What is the driving force?

Catholic New Times, Jan 30, 2005 by Jim Ternier, Marie-Louise Ternier-Gomeres

It is still not clear to us what the exact driving force is behind the attempt to re-define, marriage in order to include same-sex couples. Is it to satisfy the legal rights of a minority group to tax benefits? Is it to safeguard the protection of children, the traditional motivation for governments to be in the marriage business? Or is it to satisfy a political lobby and to be "politically correct" in its attempts to enforce the Charter of Rights and Freedoms?

Short-term thinking is very dangerous, and-we urge the government to take a long hard look at all the implications of a policy change in this debate over same-sex marriage.

We have a friend who retired recently. She is sharing a home with another woman and helping her to raise this woman's adopted child. This relationship is not a sexual one and they have no interest in "getting married." But "married" couples (either heterosexual or homosexual) have certain financial benefits such as tax advantages and death benefits. For these two women to enjoy such benefits, will they have to go through a paper "marriage?" In this case, how can equal treatment be safeguarded? This seems to be a form of discrimination on the basis of sexual activity. It also seems to fly in the face of a previous-federal minister of justice's attempt to "take the government out of the bedrooms of the nations." The current debate has put the government right back in there again!

_____

Extend the opinion piece on redefining marriage beyond its final sentence, keeping its voice and line of argument.

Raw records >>

_____

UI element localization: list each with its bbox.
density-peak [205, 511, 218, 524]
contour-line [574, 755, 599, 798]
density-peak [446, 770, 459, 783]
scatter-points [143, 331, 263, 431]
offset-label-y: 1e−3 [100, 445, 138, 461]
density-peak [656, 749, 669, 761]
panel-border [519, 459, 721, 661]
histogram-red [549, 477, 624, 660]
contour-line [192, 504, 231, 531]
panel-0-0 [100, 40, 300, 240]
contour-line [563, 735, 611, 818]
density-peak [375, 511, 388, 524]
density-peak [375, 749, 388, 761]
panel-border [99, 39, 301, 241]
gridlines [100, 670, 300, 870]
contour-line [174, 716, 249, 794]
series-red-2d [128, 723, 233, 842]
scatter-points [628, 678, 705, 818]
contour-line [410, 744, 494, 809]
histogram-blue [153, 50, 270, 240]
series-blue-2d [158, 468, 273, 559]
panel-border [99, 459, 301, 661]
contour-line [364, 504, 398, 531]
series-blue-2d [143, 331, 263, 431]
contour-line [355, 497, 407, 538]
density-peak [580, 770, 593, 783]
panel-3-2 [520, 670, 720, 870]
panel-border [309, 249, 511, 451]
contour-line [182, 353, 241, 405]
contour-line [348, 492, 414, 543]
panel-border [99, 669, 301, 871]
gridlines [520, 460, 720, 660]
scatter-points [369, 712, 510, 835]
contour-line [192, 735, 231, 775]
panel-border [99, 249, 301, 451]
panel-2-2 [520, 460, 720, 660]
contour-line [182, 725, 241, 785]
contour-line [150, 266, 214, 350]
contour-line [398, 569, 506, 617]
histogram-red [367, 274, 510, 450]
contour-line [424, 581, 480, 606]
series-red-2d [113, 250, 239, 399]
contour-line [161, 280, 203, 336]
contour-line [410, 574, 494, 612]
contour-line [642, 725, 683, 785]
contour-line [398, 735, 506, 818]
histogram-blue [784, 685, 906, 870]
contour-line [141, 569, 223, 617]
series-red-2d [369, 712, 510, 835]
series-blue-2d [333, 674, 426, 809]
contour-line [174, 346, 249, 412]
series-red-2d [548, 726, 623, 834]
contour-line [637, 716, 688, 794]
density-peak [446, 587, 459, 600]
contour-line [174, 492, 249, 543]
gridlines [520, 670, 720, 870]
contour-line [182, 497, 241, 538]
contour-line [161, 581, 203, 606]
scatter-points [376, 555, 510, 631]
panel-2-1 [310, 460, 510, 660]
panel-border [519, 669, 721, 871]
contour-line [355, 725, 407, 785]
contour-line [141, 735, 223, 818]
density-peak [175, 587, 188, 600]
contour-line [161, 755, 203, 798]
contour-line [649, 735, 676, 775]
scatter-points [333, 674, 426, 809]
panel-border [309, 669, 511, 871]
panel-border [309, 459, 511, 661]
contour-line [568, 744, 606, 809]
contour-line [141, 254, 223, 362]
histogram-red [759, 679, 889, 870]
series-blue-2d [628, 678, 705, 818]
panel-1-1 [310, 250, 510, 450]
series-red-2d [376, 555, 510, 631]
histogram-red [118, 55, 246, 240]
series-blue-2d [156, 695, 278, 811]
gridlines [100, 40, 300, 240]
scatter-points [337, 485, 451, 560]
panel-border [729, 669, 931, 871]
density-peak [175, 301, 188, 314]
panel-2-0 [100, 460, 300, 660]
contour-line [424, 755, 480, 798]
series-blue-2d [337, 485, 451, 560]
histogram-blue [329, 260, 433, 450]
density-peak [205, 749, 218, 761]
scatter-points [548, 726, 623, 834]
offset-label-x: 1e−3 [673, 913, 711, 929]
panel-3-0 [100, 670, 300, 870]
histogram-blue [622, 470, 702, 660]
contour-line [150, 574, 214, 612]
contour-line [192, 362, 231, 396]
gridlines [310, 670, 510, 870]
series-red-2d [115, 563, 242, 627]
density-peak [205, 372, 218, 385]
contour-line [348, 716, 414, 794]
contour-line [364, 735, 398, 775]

_____

Solved problem >>
By contrast, if the federal government was to drop the idea of marriage entirely and go to a system of "registered domestic partnerships," any two adults could then take advantage of this system and there would be no discrimination. Then at least the government would stay away from defining partnerships on the basis of what goes on in the bedroom. At the same time religious institutions would have to give up the registering of marriages for the state.

In many western European countries religious marriage ceremonies may only be performed after the civil marriage has been registered. Religious institutions could then perform any marriages they chose but they would not have legal status.

Getting married would become a strictly religious undertaking, and maybe that is the only way to treat everyone fairly.

Jim Ternier-and Marie-Louise Ternier-Gomeres

Cochin, Sask.

COPYRIGHT 2005 Catholic New Times, Inc.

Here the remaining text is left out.